*** DATA SHOWN ***

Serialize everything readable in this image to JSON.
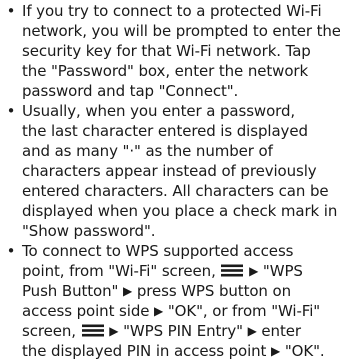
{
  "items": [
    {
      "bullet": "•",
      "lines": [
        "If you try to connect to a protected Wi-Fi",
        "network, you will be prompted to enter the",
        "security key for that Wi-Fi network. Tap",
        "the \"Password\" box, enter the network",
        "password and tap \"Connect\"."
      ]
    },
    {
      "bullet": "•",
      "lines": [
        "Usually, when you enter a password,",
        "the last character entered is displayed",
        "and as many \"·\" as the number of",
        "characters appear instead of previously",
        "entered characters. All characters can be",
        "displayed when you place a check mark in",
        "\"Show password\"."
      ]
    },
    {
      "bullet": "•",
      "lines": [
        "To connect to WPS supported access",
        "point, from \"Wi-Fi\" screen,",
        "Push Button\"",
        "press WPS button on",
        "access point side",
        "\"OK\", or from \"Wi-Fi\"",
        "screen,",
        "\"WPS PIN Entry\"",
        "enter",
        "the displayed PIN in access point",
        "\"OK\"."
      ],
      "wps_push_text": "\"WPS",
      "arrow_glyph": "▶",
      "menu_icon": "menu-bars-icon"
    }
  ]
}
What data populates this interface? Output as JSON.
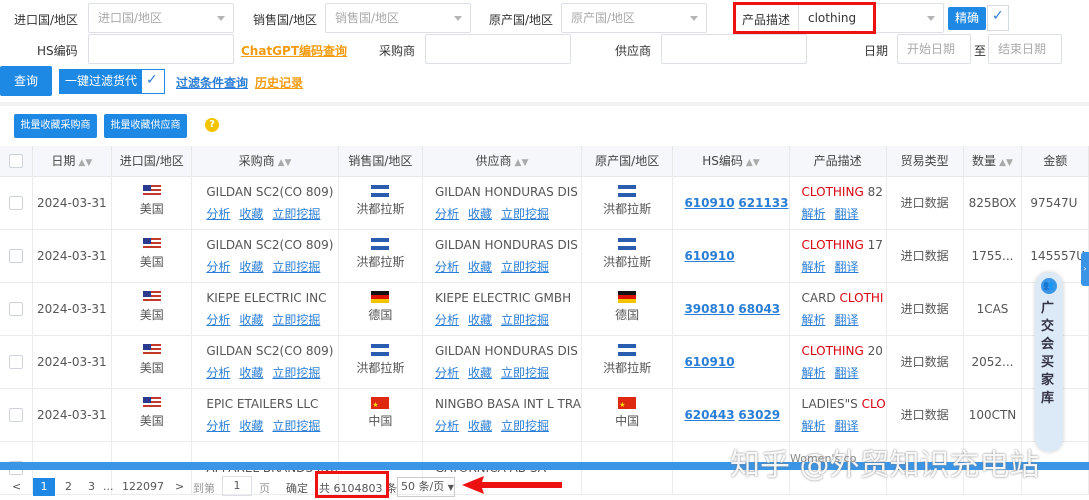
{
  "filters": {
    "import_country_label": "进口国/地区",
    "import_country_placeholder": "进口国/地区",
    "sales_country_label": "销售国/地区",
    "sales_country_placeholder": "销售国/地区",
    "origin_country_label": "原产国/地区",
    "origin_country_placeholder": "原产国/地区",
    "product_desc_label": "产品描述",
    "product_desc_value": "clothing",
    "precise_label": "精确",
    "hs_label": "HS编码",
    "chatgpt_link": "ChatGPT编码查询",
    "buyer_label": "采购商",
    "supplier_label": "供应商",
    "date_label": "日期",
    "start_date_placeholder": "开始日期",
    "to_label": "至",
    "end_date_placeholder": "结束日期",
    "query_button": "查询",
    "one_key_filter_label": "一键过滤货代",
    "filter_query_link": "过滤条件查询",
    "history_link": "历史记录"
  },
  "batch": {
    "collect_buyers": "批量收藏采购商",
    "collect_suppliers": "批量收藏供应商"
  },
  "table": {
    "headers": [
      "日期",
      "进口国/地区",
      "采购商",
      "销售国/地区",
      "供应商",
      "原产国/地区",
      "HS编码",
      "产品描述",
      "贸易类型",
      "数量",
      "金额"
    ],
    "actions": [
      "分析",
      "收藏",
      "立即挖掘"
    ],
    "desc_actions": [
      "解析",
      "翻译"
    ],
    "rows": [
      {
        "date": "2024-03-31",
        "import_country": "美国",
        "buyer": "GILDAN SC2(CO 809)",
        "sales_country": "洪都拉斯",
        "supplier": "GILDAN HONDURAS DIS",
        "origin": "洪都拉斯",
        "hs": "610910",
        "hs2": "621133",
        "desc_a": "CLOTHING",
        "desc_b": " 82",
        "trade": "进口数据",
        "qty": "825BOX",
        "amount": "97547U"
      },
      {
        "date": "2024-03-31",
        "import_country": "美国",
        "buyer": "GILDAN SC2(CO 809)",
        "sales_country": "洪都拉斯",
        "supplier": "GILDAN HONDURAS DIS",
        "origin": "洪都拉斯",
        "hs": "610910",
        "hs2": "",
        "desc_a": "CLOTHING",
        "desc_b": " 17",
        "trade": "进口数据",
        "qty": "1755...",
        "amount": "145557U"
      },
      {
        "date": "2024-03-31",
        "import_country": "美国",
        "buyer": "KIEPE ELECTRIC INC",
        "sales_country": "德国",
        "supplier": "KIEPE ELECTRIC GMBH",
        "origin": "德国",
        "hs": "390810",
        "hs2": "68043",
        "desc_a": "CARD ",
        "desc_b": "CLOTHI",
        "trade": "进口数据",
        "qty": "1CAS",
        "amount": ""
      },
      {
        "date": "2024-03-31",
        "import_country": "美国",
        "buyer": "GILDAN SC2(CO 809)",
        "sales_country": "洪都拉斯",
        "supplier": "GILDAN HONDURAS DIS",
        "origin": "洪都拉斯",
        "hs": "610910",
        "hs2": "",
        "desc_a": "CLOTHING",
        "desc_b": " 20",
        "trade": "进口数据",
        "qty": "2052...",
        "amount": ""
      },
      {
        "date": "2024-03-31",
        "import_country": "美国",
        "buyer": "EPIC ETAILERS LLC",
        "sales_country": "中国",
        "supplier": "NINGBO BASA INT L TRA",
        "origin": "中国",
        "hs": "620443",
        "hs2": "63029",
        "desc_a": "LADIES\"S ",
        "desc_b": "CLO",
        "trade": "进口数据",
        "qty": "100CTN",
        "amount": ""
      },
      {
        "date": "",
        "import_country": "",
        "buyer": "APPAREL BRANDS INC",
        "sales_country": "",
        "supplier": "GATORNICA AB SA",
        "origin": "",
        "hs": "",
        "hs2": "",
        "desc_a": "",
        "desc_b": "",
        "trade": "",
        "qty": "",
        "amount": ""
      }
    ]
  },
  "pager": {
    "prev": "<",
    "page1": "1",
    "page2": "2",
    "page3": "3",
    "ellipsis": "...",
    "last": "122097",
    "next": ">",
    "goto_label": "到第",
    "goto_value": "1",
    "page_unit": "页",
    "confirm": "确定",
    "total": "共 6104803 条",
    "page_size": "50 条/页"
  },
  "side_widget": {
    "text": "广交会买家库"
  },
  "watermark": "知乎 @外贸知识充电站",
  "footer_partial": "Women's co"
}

***
*** DATA SHOWN ***

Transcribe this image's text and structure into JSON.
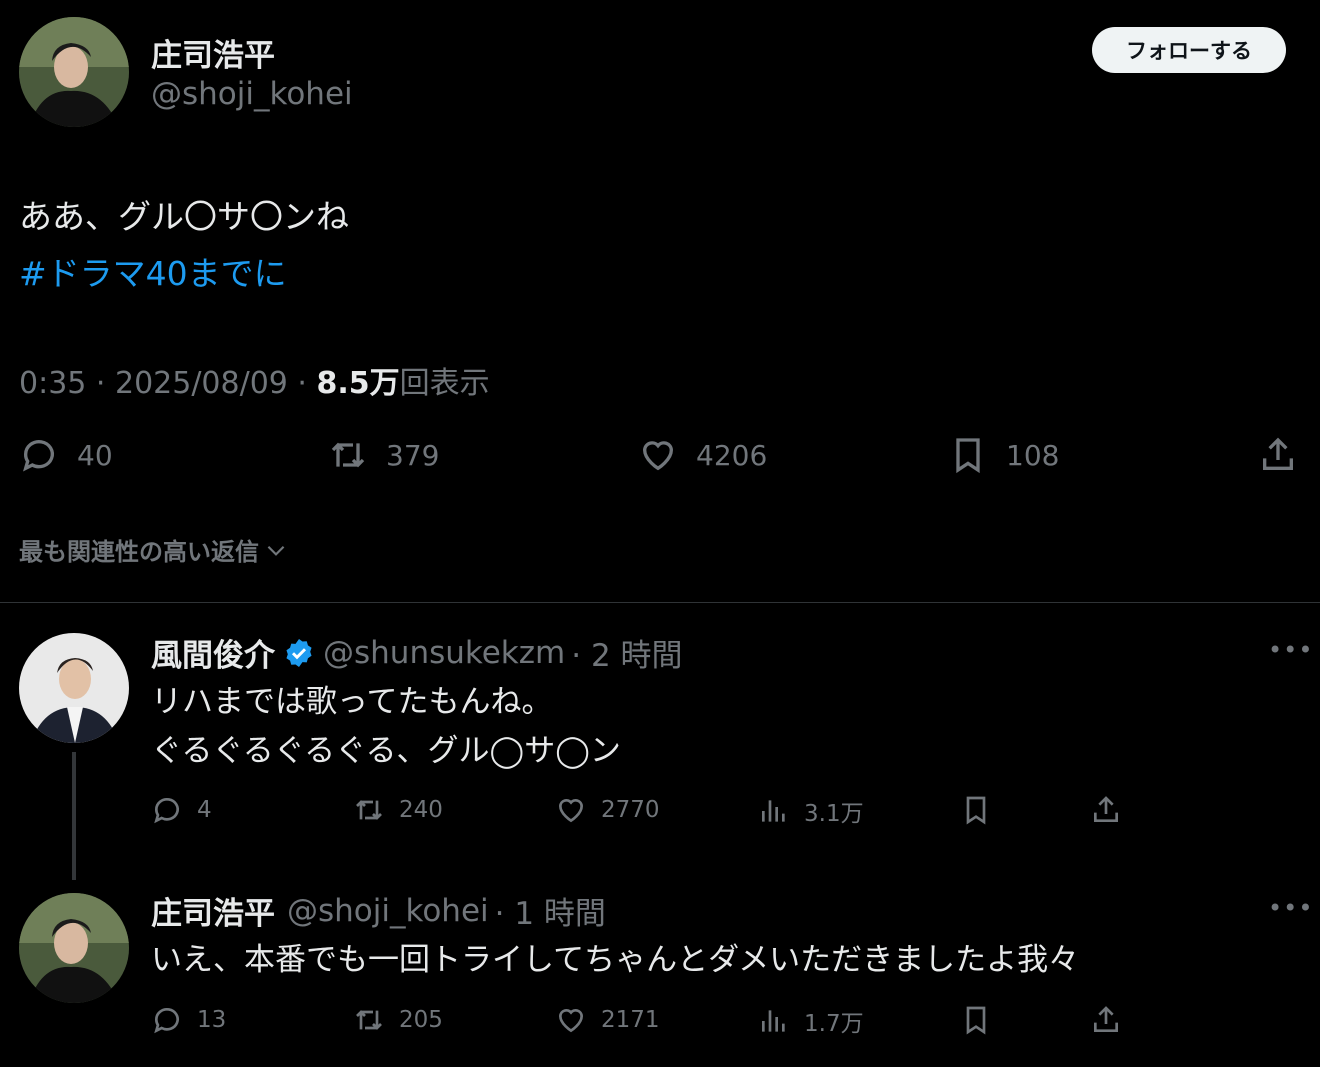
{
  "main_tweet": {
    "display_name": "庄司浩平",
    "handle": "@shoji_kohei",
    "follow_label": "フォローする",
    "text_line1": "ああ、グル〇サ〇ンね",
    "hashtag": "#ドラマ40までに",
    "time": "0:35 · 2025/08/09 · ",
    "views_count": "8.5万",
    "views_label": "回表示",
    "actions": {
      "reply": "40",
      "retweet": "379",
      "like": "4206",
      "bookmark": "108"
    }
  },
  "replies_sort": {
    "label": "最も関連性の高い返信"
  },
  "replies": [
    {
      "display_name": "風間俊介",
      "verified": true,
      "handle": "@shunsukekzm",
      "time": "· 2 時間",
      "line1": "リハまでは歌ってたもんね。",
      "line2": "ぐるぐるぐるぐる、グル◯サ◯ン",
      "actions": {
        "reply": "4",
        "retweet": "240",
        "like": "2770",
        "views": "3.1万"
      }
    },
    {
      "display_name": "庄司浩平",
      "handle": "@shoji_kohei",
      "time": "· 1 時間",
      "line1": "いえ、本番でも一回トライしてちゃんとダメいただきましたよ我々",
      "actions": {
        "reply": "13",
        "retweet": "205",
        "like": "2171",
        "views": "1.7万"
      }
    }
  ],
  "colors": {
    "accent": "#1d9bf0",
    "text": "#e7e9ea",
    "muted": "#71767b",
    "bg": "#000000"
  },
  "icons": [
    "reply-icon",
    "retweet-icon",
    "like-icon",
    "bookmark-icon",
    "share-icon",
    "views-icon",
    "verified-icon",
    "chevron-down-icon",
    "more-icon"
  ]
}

***
*** DATA SHOWN ***

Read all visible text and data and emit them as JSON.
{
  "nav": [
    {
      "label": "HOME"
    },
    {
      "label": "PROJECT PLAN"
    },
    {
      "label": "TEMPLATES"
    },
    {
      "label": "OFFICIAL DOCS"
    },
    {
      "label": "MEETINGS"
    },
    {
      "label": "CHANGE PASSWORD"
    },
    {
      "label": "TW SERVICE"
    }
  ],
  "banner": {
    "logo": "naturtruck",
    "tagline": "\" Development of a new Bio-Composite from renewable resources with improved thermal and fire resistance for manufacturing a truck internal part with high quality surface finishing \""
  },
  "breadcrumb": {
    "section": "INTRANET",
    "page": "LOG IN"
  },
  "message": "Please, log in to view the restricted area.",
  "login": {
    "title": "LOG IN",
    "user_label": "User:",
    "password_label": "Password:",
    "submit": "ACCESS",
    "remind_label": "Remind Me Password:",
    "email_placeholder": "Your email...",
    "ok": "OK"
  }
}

***

**INSTRUCTION:** Report all lines of the material that contain the word "KIEPE".

**RESPONSE BELOW:**
        "buyer": "KIEPE ELECTRIC INC",
        "supplier": "KIEPE ELECTRIC GMBH",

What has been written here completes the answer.